# Dataset records
++++++++++++++++++++
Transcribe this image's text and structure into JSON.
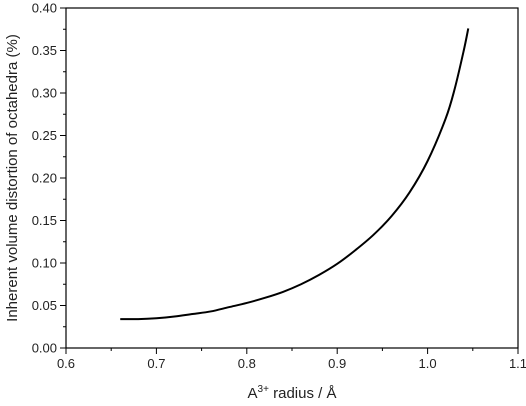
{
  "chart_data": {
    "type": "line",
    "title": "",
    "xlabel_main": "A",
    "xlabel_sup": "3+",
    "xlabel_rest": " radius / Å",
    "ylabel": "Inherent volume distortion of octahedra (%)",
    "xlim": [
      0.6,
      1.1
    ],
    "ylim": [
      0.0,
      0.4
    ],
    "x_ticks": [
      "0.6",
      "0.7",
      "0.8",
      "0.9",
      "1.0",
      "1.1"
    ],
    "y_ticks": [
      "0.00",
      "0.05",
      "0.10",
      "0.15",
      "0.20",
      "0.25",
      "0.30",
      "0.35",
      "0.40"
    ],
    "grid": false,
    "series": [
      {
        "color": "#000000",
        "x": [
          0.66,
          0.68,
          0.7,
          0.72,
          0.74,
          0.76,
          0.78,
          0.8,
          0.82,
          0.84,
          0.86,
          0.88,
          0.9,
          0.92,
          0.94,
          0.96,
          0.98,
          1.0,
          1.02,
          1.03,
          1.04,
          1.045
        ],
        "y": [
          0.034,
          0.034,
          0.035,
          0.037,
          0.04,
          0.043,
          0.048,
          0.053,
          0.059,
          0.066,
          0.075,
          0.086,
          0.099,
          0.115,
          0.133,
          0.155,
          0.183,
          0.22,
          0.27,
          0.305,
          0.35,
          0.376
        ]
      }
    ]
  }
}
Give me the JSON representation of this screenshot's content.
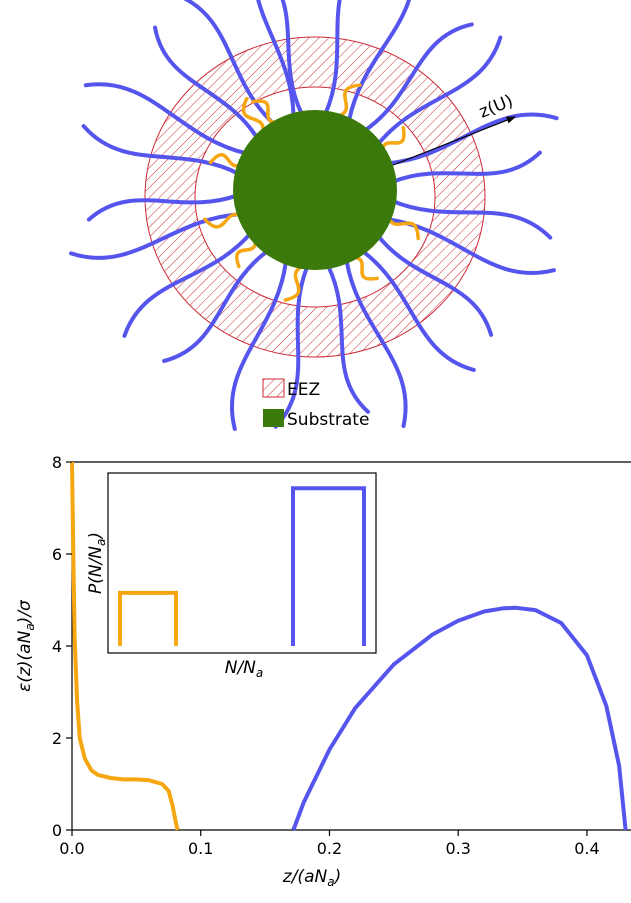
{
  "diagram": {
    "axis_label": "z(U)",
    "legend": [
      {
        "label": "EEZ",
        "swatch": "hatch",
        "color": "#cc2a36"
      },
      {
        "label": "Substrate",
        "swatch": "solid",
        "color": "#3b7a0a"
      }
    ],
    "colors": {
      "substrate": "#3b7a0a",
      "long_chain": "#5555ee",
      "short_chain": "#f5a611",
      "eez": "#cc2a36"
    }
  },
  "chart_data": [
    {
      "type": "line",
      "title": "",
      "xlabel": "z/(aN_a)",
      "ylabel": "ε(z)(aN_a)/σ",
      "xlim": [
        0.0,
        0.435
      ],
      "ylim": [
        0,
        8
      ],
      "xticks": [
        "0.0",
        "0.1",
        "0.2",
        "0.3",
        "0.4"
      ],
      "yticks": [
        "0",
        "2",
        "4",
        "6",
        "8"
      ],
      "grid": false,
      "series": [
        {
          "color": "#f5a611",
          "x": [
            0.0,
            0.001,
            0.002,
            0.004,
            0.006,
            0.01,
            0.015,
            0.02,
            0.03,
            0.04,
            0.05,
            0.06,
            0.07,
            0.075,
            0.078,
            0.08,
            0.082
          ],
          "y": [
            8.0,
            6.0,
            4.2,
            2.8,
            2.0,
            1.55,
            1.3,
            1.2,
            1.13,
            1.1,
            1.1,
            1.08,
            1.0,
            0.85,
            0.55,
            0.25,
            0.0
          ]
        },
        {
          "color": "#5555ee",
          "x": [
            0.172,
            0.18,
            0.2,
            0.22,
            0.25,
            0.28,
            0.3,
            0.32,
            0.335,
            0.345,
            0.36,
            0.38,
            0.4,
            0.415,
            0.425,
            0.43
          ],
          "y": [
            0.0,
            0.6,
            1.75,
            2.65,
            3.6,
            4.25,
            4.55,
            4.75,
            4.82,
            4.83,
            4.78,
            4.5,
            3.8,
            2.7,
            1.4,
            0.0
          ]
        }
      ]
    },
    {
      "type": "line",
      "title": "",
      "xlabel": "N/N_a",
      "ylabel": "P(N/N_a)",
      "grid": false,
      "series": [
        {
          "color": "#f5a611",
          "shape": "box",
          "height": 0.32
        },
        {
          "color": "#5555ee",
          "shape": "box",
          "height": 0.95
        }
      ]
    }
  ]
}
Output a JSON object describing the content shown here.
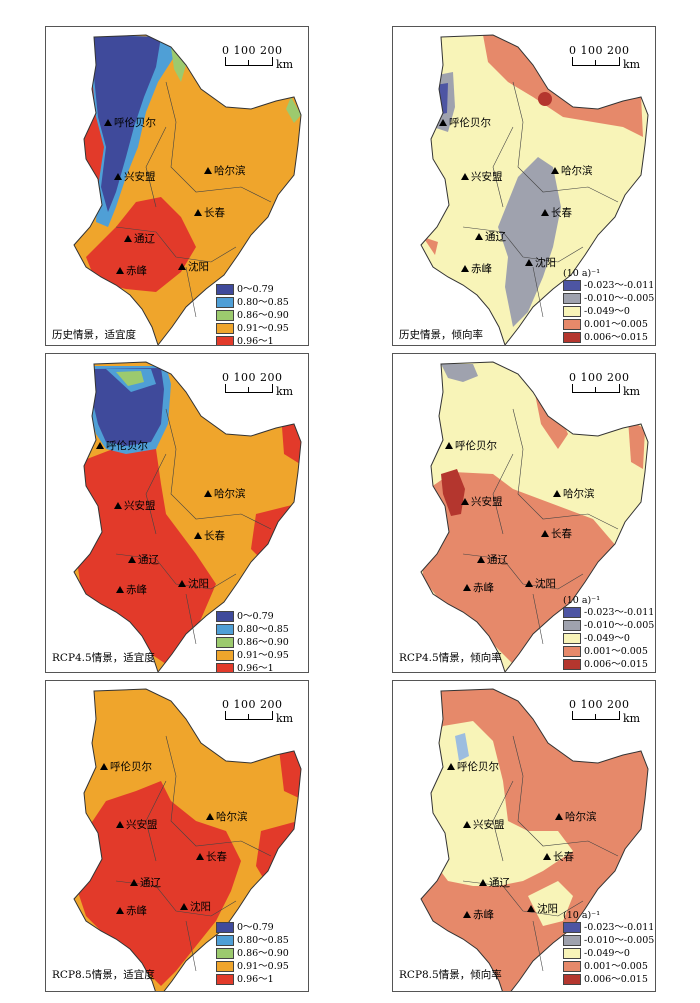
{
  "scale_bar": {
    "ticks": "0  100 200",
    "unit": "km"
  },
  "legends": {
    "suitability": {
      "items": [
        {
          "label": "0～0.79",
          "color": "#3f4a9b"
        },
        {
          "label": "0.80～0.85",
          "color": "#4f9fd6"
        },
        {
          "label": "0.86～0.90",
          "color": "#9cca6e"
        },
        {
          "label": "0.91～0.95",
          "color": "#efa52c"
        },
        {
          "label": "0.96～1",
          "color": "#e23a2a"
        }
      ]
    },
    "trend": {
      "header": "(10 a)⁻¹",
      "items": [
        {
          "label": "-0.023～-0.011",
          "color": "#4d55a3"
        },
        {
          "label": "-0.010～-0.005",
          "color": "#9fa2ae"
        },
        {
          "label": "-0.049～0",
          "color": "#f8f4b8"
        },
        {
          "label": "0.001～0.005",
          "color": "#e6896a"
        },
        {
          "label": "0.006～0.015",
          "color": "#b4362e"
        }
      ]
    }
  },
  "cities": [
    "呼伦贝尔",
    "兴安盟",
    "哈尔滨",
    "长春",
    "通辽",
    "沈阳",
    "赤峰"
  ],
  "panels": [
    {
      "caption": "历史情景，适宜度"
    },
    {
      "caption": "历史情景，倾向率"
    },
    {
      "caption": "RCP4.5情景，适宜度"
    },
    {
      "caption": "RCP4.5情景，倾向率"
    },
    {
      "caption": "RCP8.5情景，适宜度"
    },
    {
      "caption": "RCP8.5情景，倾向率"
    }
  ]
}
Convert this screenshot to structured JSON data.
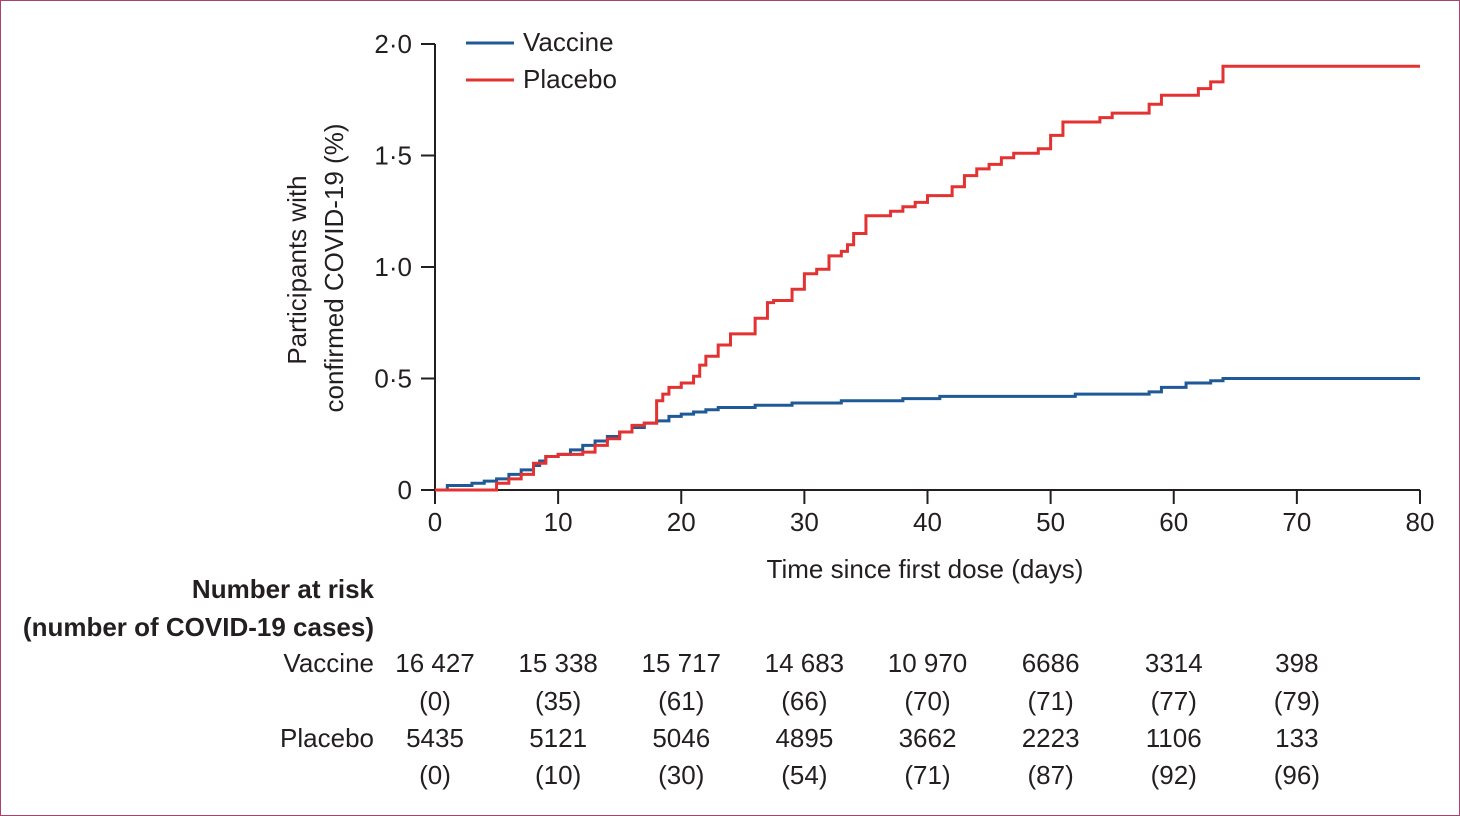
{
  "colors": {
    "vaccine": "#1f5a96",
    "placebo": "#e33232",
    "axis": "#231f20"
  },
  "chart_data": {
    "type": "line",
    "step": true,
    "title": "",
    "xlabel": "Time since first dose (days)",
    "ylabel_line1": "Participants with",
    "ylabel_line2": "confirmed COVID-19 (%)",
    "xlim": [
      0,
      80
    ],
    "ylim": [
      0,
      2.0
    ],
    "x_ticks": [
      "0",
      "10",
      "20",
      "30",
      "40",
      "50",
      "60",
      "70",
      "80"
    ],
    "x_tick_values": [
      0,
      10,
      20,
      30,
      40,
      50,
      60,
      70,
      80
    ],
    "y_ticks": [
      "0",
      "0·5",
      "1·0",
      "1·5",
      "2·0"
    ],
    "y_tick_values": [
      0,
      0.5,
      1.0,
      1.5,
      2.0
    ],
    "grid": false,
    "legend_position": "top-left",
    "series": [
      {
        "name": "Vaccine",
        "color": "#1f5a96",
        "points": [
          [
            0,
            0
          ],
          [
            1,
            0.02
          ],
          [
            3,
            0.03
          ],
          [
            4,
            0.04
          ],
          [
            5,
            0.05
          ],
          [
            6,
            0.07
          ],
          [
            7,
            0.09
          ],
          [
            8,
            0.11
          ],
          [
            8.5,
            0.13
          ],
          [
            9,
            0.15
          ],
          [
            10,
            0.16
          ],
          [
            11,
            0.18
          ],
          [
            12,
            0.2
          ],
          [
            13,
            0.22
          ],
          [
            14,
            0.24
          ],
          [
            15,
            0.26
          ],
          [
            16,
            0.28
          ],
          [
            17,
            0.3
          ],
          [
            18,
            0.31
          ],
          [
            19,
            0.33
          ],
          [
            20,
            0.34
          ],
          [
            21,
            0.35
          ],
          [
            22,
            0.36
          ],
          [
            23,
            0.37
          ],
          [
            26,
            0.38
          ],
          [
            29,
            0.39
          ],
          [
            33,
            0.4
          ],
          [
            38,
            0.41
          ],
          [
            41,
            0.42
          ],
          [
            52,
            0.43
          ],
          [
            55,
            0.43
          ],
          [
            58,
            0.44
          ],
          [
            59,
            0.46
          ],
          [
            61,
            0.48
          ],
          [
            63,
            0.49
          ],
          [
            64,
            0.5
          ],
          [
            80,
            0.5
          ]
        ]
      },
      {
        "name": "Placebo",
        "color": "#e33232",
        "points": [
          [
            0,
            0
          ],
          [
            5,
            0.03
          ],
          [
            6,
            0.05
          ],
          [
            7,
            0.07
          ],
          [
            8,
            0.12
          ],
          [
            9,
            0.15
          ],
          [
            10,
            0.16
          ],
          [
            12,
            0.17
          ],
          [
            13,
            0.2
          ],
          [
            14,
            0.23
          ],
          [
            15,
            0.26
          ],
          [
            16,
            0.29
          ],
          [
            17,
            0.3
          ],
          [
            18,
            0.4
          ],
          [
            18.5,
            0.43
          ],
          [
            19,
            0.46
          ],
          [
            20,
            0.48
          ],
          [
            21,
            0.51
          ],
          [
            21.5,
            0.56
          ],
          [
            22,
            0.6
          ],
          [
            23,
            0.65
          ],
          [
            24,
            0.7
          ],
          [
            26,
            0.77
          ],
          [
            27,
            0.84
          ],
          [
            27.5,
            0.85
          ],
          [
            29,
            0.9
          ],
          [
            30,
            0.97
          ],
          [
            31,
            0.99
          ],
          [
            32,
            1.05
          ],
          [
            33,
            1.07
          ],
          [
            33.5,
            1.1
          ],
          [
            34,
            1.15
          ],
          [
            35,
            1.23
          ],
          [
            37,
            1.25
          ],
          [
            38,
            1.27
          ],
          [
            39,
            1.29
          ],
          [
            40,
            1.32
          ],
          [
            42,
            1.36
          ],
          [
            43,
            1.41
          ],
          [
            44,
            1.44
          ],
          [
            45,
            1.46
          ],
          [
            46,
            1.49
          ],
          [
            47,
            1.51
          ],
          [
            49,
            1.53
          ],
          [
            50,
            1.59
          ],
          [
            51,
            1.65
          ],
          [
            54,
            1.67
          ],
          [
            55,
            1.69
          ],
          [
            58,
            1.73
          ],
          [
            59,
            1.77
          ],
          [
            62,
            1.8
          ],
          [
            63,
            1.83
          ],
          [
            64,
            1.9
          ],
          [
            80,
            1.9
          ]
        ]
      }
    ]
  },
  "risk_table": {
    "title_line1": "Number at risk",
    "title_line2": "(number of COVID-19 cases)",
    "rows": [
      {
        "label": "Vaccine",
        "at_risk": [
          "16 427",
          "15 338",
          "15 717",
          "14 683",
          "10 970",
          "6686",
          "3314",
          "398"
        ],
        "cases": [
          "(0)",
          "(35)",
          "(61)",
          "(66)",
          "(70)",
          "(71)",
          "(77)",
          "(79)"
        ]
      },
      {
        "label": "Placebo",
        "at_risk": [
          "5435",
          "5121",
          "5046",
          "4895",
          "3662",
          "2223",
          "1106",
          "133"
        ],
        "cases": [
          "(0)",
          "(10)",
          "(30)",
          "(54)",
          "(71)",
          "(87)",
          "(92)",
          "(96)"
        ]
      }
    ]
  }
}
++++++++++++++++++++
# What the task asks
In the listing above, locate each line with "COVID" and copy it.

# Answer to this problem
    "ylabel_line2": "confirmed COVID-19 (%)",
    "title_line2": "(number of COVID-19 cases)",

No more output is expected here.